### [WHAT IS ASKED]
Which lines in the records below contain the word "name"? Copy each of them.

Recorded data:
_ _ _ _
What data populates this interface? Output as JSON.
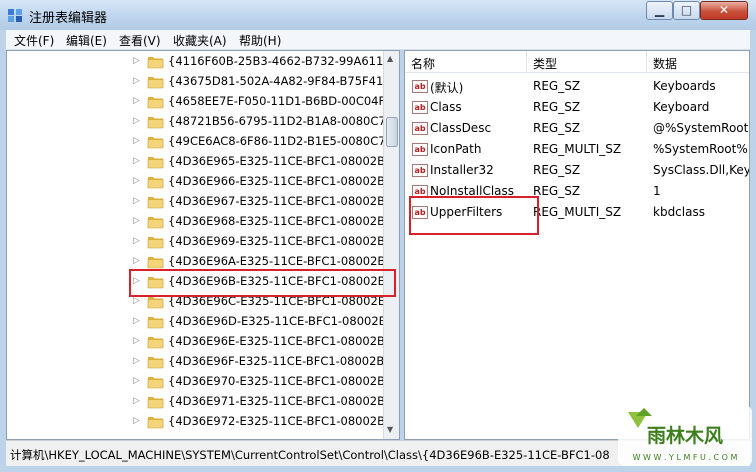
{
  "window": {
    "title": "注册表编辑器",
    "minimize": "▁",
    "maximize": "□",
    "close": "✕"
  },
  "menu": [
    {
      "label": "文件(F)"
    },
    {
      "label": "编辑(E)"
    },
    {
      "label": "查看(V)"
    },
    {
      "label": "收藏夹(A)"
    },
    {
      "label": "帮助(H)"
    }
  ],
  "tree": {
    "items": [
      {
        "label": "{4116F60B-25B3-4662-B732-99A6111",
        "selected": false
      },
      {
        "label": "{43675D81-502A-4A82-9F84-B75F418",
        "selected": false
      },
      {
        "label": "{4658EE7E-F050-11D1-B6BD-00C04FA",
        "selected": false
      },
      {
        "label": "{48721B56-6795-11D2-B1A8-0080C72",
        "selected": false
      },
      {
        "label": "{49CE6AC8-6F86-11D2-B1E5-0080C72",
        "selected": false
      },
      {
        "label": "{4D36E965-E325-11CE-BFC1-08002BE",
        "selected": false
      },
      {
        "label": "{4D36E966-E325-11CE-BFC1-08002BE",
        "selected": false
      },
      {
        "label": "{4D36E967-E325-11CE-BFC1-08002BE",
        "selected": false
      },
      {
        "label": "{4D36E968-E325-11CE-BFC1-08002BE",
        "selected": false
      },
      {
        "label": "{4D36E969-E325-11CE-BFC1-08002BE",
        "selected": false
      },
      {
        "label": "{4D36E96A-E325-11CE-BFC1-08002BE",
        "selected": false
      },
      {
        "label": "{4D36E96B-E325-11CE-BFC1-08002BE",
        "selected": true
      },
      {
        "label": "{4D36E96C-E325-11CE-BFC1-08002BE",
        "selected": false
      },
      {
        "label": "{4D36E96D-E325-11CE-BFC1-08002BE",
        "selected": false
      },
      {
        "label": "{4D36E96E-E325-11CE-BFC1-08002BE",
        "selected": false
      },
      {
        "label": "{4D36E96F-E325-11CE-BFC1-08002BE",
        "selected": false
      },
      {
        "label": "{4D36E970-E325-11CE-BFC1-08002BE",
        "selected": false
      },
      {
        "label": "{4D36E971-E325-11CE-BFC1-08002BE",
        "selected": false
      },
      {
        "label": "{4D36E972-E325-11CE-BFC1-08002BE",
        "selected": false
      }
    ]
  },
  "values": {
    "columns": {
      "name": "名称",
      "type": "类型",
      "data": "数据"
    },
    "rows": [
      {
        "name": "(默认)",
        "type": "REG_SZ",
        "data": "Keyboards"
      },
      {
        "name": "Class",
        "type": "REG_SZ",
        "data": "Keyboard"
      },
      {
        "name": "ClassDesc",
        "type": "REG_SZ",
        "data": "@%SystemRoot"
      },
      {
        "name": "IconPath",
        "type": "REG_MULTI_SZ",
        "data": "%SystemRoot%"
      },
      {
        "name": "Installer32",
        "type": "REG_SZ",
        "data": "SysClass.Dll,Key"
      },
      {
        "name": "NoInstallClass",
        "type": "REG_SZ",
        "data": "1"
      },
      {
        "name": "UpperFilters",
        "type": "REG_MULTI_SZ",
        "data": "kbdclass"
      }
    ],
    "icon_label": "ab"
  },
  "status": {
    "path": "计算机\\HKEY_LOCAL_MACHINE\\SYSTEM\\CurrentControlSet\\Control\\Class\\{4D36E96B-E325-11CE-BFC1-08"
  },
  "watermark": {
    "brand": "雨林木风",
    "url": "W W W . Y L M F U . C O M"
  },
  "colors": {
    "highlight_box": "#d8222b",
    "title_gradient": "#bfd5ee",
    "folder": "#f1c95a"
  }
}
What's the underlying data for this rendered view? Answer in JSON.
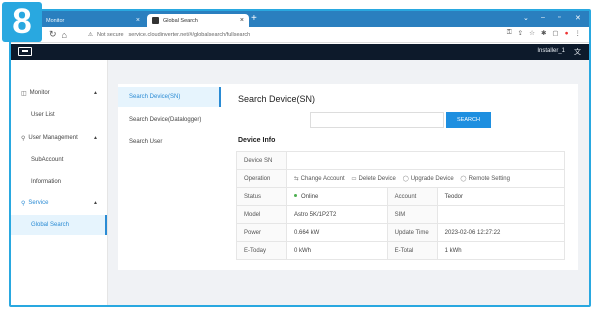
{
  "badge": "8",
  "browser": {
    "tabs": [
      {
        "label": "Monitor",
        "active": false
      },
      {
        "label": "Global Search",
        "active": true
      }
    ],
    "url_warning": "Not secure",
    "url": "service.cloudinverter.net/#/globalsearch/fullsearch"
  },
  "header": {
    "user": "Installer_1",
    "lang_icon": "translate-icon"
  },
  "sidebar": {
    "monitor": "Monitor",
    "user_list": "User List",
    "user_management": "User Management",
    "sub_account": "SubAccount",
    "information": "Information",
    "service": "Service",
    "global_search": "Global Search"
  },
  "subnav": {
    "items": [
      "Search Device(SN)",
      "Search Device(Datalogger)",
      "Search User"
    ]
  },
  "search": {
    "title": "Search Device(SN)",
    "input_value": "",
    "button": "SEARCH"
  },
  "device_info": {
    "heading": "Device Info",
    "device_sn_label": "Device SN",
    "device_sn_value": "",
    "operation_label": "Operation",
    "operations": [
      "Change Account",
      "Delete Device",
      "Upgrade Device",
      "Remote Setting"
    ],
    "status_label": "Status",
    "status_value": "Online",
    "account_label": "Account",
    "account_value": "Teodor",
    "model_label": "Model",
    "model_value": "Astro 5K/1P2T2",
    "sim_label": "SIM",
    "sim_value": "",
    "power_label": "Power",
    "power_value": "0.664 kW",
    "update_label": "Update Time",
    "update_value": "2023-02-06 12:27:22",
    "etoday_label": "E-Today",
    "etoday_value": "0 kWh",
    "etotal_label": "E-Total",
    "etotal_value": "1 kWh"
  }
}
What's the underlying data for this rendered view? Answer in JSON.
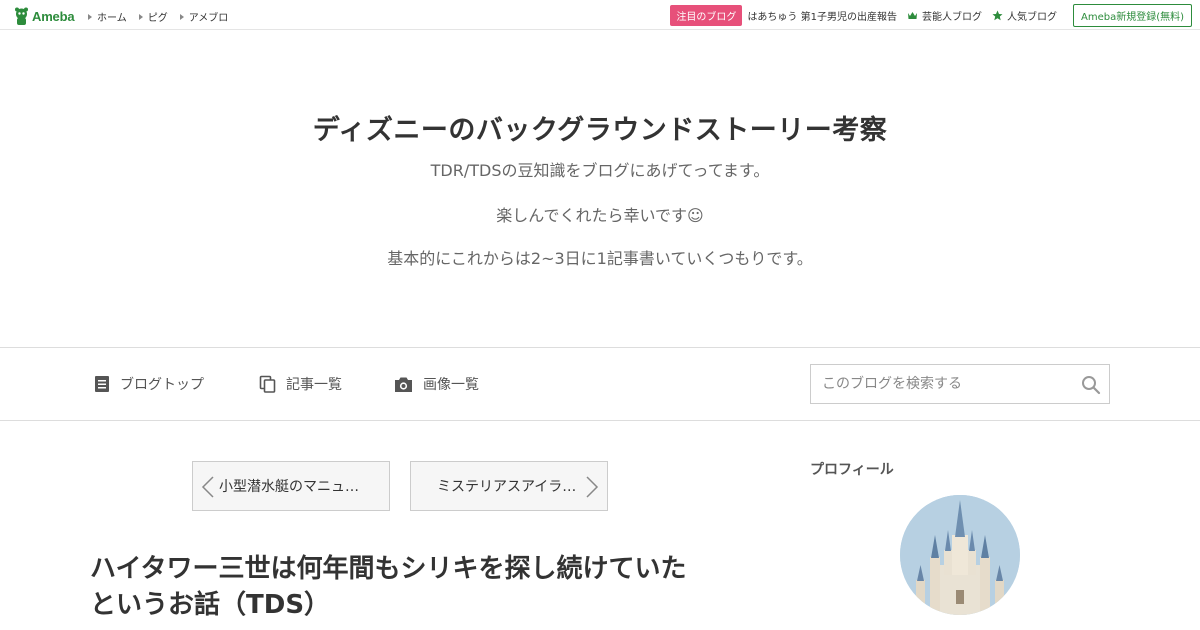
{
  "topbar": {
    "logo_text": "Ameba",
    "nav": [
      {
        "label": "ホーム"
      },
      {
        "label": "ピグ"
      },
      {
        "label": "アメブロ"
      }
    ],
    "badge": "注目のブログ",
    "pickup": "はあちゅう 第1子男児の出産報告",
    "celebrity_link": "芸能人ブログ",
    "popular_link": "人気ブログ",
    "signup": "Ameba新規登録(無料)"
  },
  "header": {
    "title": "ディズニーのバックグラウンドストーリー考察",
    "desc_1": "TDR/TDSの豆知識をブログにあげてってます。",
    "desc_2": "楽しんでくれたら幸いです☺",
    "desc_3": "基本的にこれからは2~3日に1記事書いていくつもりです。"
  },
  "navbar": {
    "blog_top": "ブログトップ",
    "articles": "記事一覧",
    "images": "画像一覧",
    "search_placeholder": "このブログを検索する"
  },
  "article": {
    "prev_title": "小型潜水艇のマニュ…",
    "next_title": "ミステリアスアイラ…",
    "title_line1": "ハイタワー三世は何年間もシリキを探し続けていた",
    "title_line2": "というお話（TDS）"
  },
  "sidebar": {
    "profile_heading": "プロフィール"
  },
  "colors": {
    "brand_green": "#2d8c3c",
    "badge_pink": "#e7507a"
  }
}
_ _ _ _
### [SOLVED PROBLEM]
      "name": "名称",
        "name": "(默认)",
        "name": "Class",
        "name": "ClassDesc",
        "name": "IconPath",
        "name": "Installer32",
        "name": "NoInstallClass",
        "name": "UpperFilters",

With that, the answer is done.